# Challenge
Word for word, transcribe the lines below and drop the pictures.

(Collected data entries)

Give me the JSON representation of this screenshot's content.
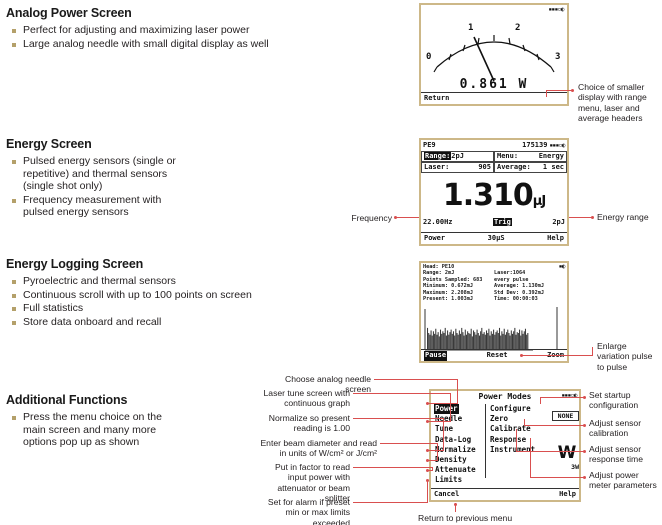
{
  "sections": [
    {
      "title": "Analog Power Screen",
      "bullets": [
        "Perfect for adjusting and maximizing laser power",
        "Large analog needle with small digital display as well"
      ]
    },
    {
      "title": "Energy Screen",
      "bullets": [
        "Pulsed energy sensors (single or repetitive) and thermal sensors (single shot only)",
        "Frequency measurement with pulsed energy sensors"
      ]
    },
    {
      "title": "Energy Logging Screen",
      "bullets": [
        "Pyroelectric and thermal sensors",
        "Continuous scroll with up to 100 points on screen",
        "Full statistics",
        "Store data onboard and recall"
      ]
    },
    {
      "title": "Additional Functions",
      "bullets": [
        "Press the menu choice on the main screen and many more options pop up as shown"
      ]
    }
  ],
  "analog_screen": {
    "scale_labels": [
      "0",
      "1",
      "2",
      "3"
    ],
    "value": "0.861",
    "unit": "W",
    "value_display": "0.861  W",
    "softkey_left": "Return",
    "battery_icon": "battery-icon"
  },
  "energy_screen": {
    "head": "PE9",
    "serial": "175139",
    "range_label": "Range:",
    "range_value": "2pJ",
    "menu_label": "Menu:",
    "menu_value": "Energy",
    "laser_label": "Laser:",
    "laser_value": "905",
    "average_label": "Average:",
    "average_value": "1 sec",
    "reading": "1.310",
    "reading_unit": "µJ",
    "frequency": "22.00Hz",
    "trig_badge": "Trig",
    "range_bottom": "2pJ",
    "softkey_left": "Power",
    "softkey_mid": "30µS",
    "softkey_right": "Help"
  },
  "logging_screen": {
    "stats_left": [
      "Head: PE10",
      "Range: 2mJ",
      "Points Sampled: 683",
      "Minimum: 0.672mJ",
      "Maximum: 2.208mJ",
      "Present: 1.003mJ"
    ],
    "stats_right": [
      "",
      "Laser:1064",
      "every pulse",
      "Average: 1.130mJ",
      "Std Dev: 0.392mJ",
      "Time:   00:00:03"
    ],
    "softkey_pause": "Pause",
    "softkey_reset": "Reset",
    "softkey_zoom": "Zoom",
    "bars": [
      26,
      20,
      18,
      23,
      17,
      22,
      19,
      25,
      18,
      21,
      16,
      24,
      19,
      22,
      20,
      26,
      17,
      23,
      18,
      21,
      24,
      19,
      22,
      17,
      25,
      20,
      18,
      23,
      19,
      26,
      21,
      17,
      24,
      18,
      22,
      20,
      19,
      25,
      16,
      23,
      21,
      18,
      24,
      20,
      17,
      22,
      26,
      19,
      21,
      18,
      23,
      20,
      25,
      17,
      22,
      19,
      24,
      18,
      21,
      23,
      20,
      26,
      17,
      22,
      19,
      25,
      18,
      21,
      24,
      20,
      17,
      23,
      19,
      22,
      26,
      18,
      21,
      20,
      24,
      17,
      23,
      19,
      22,
      25,
      18,
      20
    ]
  },
  "menu_screen": {
    "title": "Power Modes",
    "left_items": [
      "Power",
      "Needle",
      "Tune",
      "Data-Log",
      "Normalize",
      "Density",
      "Attenuate",
      "Limits"
    ],
    "selected_left": "Power",
    "right_items": [
      "Configure",
      "Zero",
      "Calibrate",
      "Response",
      "Instrument"
    ],
    "right_panel_label": "NONE",
    "right_panel_unit": "W",
    "right_panel_range": "3W",
    "softkey_left": "Cancel",
    "softkey_right": "Help"
  },
  "callouts": {
    "analog_right": "Choice of smaller display with range menu, laser and average headers",
    "energy_left": "Frequency",
    "energy_right": "Energy range",
    "logging_right": "Enlarge variation pulse to pulse",
    "menu_left": [
      "Choose analog needle screen",
      "Laser tune screen with continuous graph",
      "Normalize so present reading is 1.00",
      "Enter beam diameter and read in units of W/cm² or J/cm²",
      "Put in factor to read input power with attenuator or beam splitter",
      "Set for alarm if preset min or max limits exceeded"
    ],
    "menu_right": [
      "Set startup configuration",
      "Adjust sensor calibration",
      "Adjust sensor response time",
      "Adjust power meter parameters"
    ],
    "menu_bottom": "Return to previous menu"
  },
  "colors": {
    "bullet": "#b4a06a",
    "screen_border": "#cdb888",
    "leader_line": "#d94f4f"
  }
}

# Response to this exercise
Give me the JSON representation of this screenshot's content.
{
  "sections": [
    {
      "title": "Analog Power Screen",
      "bullets": [
        "Perfect for adjusting and maximizing laser power",
        "Large analog needle with small digital display as well"
      ]
    },
    {
      "title": "Energy Screen",
      "bullets": [
        "Pulsed energy sensors (single or repetitive) and thermal sensors (single shot only)",
        "Frequency measurement with pulsed energy sensors"
      ]
    },
    {
      "title": "Energy Logging Screen",
      "bullets": [
        "Pyroelectric and thermal sensors",
        "Continuous scroll with up to 100 points on screen",
        "Full statistics",
        "Store data onboard and recall"
      ]
    },
    {
      "title": "Additional Functions",
      "bullets": [
        "Press the menu choice on the main screen and many more options pop up as shown"
      ]
    }
  ],
  "analog_screen": {
    "scale_labels": [
      "0",
      "1",
      "2",
      "3"
    ],
    "value": "0.861",
    "unit": "W",
    "value_display": "0.861  W",
    "softkey_left": "Return",
    "battery_icon": "battery-icon"
  },
  "energy_screen": {
    "head": "PE9",
    "serial": "175139",
    "range_label": "Range:",
    "range_value": "2pJ",
    "menu_label": "Menu:",
    "menu_value": "Energy",
    "laser_label": "Laser:",
    "laser_value": "905",
    "average_label": "Average:",
    "average_value": "1 sec",
    "reading": "1.310",
    "reading_unit": "µJ",
    "frequency": "22.00Hz",
    "trig_badge": "Trig",
    "range_bottom": "2pJ",
    "softkey_left": "Power",
    "softkey_mid": "30µS",
    "softkey_right": "Help"
  },
  "logging_screen": {
    "stats_left": [
      "Head: PE10",
      "Range: 2mJ",
      "Points Sampled: 683",
      "Minimum: 0.672mJ",
      "Maximum: 2.208mJ",
      "Present: 1.003mJ"
    ],
    "stats_right": [
      "",
      "Laser:1064",
      "every pulse",
      "Average: 1.130mJ",
      "Std Dev: 0.392mJ",
      "Time:   00:00:03"
    ],
    "softkey_pause": "Pause",
    "softkey_reset": "Reset",
    "softkey_zoom": "Zoom",
    "bars": [
      26,
      20,
      18,
      23,
      17,
      22,
      19,
      25,
      18,
      21,
      16,
      24,
      19,
      22,
      20,
      26,
      17,
      23,
      18,
      21,
      24,
      19,
      22,
      17,
      25,
      20,
      18,
      23,
      19,
      26,
      21,
      17,
      24,
      18,
      22,
      20,
      19,
      25,
      16,
      23,
      21,
      18,
      24,
      20,
      17,
      22,
      26,
      19,
      21,
      18,
      23,
      20,
      25,
      17,
      22,
      19,
      24,
      18,
      21,
      23,
      20,
      26,
      17,
      22,
      19,
      25,
      18,
      21,
      24,
      20,
      17,
      23,
      19,
      22,
      26,
      18,
      21,
      20,
      24,
      17,
      23,
      19,
      22,
      25,
      18,
      20
    ]
  },
  "menu_screen": {
    "title": "Power Modes",
    "left_items": [
      "Power",
      "Needle",
      "Tune",
      "Data-Log",
      "Normalize",
      "Density",
      "Attenuate",
      "Limits"
    ],
    "selected_left": "Power",
    "right_items": [
      "Configure",
      "Zero",
      "Calibrate",
      "Response",
      "Instrument"
    ],
    "right_panel_label": "NONE",
    "right_panel_unit": "W",
    "right_panel_range": "3W",
    "softkey_left": "Cancel",
    "softkey_right": "Help"
  },
  "callouts": {
    "analog_right": "Choice of smaller display with range menu, laser and average headers",
    "energy_left": "Frequency",
    "energy_right": "Energy range",
    "logging_right": "Enlarge variation pulse to pulse",
    "menu_left": [
      "Choose analog needle screen",
      "Laser tune screen with continuous graph",
      "Normalize so present reading is 1.00",
      "Enter beam diameter and read in units of W/cm² or J/cm²",
      "Put in factor to read input power with attenuator or beam splitter",
      "Set for alarm if preset min or max limits exceeded"
    ],
    "menu_right": [
      "Set startup configuration",
      "Adjust sensor calibration",
      "Adjust sensor response time",
      "Adjust power meter parameters"
    ],
    "menu_bottom": "Return to previous menu"
  },
  "colors": {
    "bullet": "#b4a06a",
    "screen_border": "#cdb888",
    "leader_line": "#d94f4f"
  }
}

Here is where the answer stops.